WHAT IS NEEDED. Scan the lines below for the word "complete". Copy each line you find it in.

RECORDED INFORMATION.
○ ○ ○
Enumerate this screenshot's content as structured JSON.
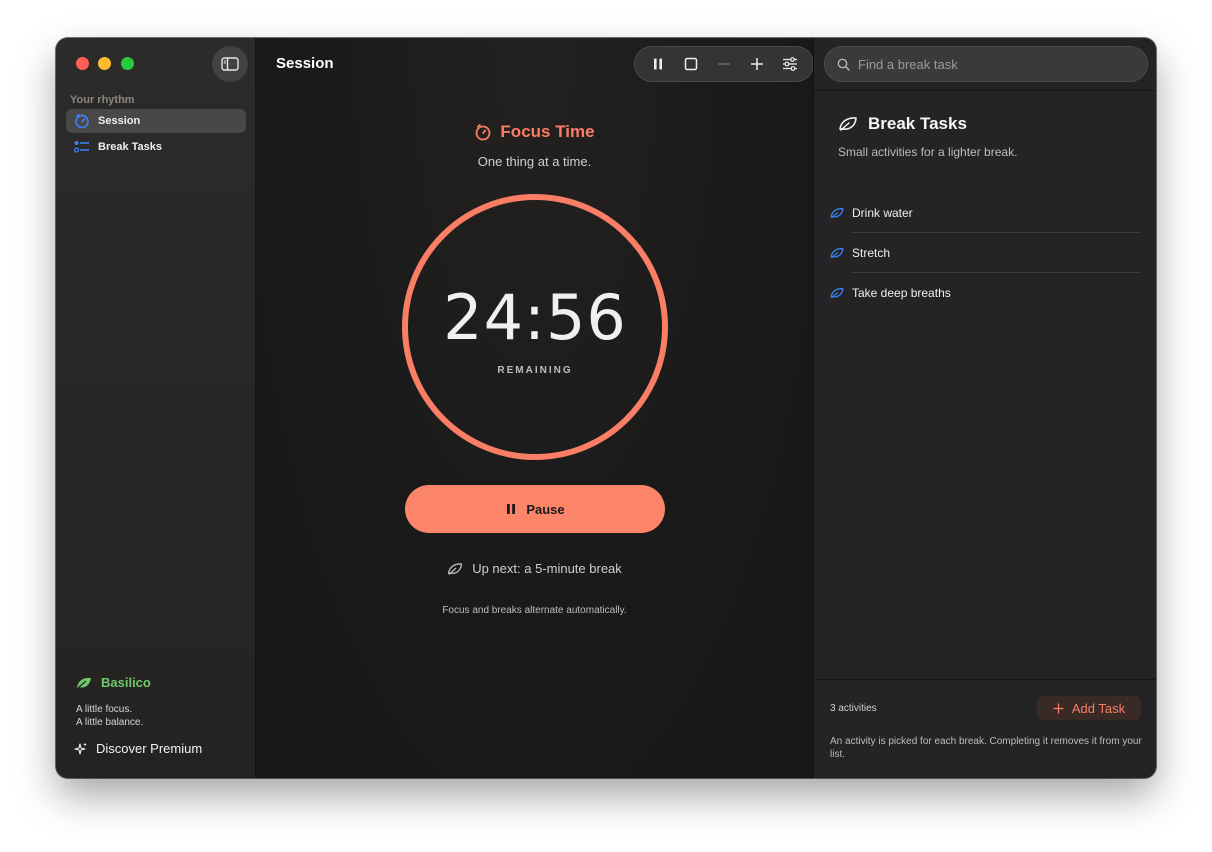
{
  "sidebar": {
    "section_label": "Your rhythm",
    "items": [
      {
        "label": "Session",
        "icon": "timer-icon",
        "active": true
      },
      {
        "label": "Break Tasks",
        "icon": "list-icon",
        "active": false
      }
    ],
    "brand": {
      "name": "Basilico",
      "icon": "leaf-icon",
      "color": "#6fc86a"
    },
    "tagline_line1": "A little focus.",
    "tagline_line2": "A little balance.",
    "premium_label": "Discover Premium"
  },
  "center": {
    "title": "Session",
    "focus_title": "Focus Time",
    "focus_subtitle": "One thing at a time.",
    "timer": "24:56",
    "remaining_label": "REMAINING",
    "pause_label": "Pause",
    "up_next": "Up next: a 5-minute break",
    "auto_note": "Focus and breaks alternate automatically.",
    "accent_color": "#fa7d66"
  },
  "toolbar": {
    "buttons": [
      "pause-icon",
      "stop-icon",
      "minus-icon",
      "plus-icon",
      "sliders-icon"
    ]
  },
  "right": {
    "search_placeholder": "Find a break task",
    "title": "Break Tasks",
    "subtitle": "Small activities for a lighter break.",
    "tasks": [
      {
        "label": "Drink water"
      },
      {
        "label": "Stretch"
      },
      {
        "label": "Take deep breaths"
      }
    ],
    "count_label": "3 activities",
    "add_task_label": "Add Task",
    "footer_note": "An activity is picked for each break. Completing it removes it from your list."
  }
}
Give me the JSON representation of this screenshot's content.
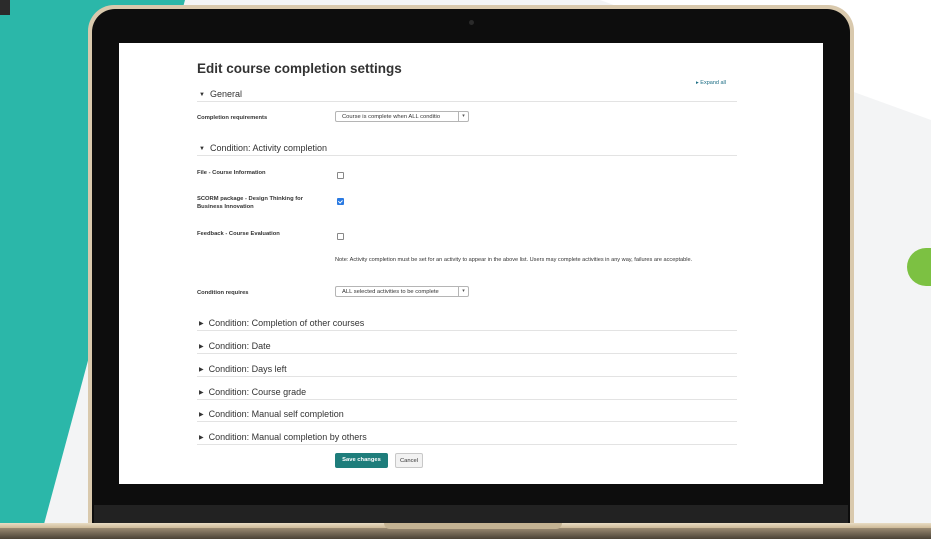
{
  "page": {
    "title": "Edit course completion settings",
    "expand_all": "Expand all"
  },
  "sections": {
    "general": "General",
    "activity": "Condition: Activity completion",
    "other_courses": "Condition: Completion of other courses",
    "date": "Condition: Date",
    "days_left": "Condition: Days left",
    "course_grade": "Condition: Course grade",
    "self_completion": "Condition: Manual self completion",
    "by_others": "Condition: Manual completion by others"
  },
  "fields": {
    "completion_requirements_label": "Completion requirements",
    "completion_requirements_value": "Course is complete when ALL conditio",
    "activity_file_label": "File - Course Information",
    "activity_file_checked": false,
    "activity_scorm_label": "SCORM package - Design Thinking for Business Innovation",
    "activity_scorm_checked": true,
    "activity_feedback_label": "Feedback - Course Evaluation",
    "activity_feedback_checked": false,
    "note": "Note: Activity completion must be set for an activity to appear in the above list. Users may complete activities in any way, failures are acceptable.",
    "condition_requires_label": "Condition requires",
    "condition_requires_value": "ALL selected activities to be complete"
  },
  "buttons": {
    "save": "Save changes",
    "cancel": "Cancel"
  },
  "colors": {
    "teal_background": "#2bb7a9",
    "primary_button": "#1e7d7b",
    "link": "#1b6d84",
    "leaf_green": "#7cc142"
  }
}
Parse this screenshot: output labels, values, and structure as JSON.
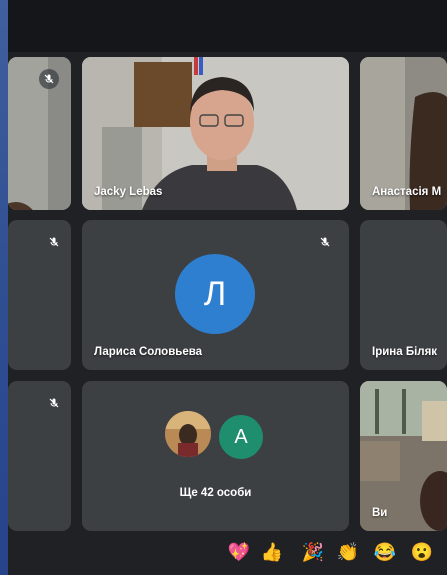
{
  "tiles": {
    "t1": {
      "name": ""
    },
    "t2": {
      "name": "Jacky Lebas"
    },
    "t3": {
      "name": "Анастасія М"
    },
    "t4": {
      "name": ""
    },
    "t5": {
      "name": "Лариса Соловьева",
      "initial": "Л",
      "avatar_color": "#2f7fd0"
    },
    "t6": {
      "name": "Ірина Біляк"
    },
    "t7": {
      "name": ""
    },
    "t8": {
      "label": "Ще 42 особи",
      "initial": "A",
      "avatar_color": "#1e8e6e"
    },
    "t9": {
      "name": "Ви"
    }
  },
  "reactions": [
    {
      "icon": "sparkling-heart-icon",
      "glyph": "💖"
    },
    {
      "icon": "thumbs-up-icon",
      "glyph": "👍"
    },
    {
      "icon": "party-popper-icon",
      "glyph": "🎉"
    },
    {
      "icon": "clapping-hands-icon",
      "glyph": "👏"
    },
    {
      "icon": "laughing-face-icon",
      "glyph": "😂"
    },
    {
      "icon": "surprised-face-icon",
      "glyph": "😮"
    }
  ],
  "colors": {
    "background": "#202124",
    "tile": "#3c4043",
    "accent_blue": "#2f7fd0",
    "accent_green": "#1e8e6e"
  }
}
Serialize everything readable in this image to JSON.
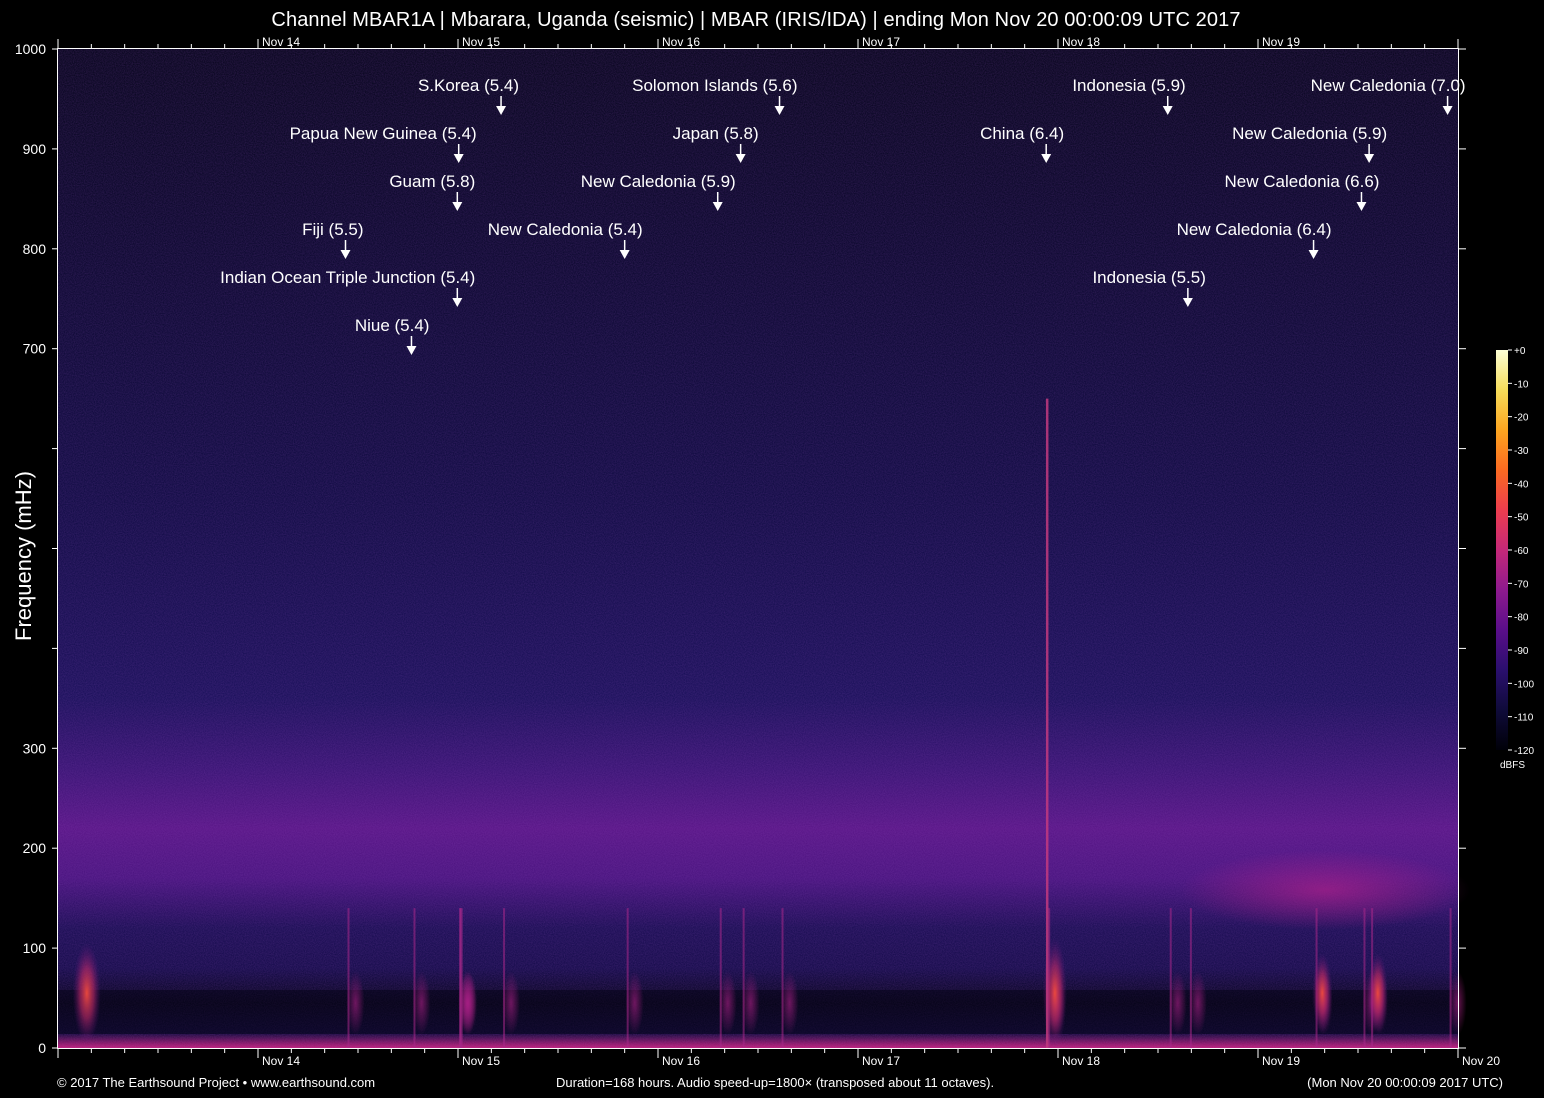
○ ○ ○
RESULT FOR THIS EXERCISE.
    "completion_requirements_value": "Course is complete when ALL conditio",
    "note": "Note: Activity completion must be set for an activity to appear in the above list. Users may complete activities in any way, failures are acceptable.",
    "condition_requires_value": "ALL selected activities to be complete"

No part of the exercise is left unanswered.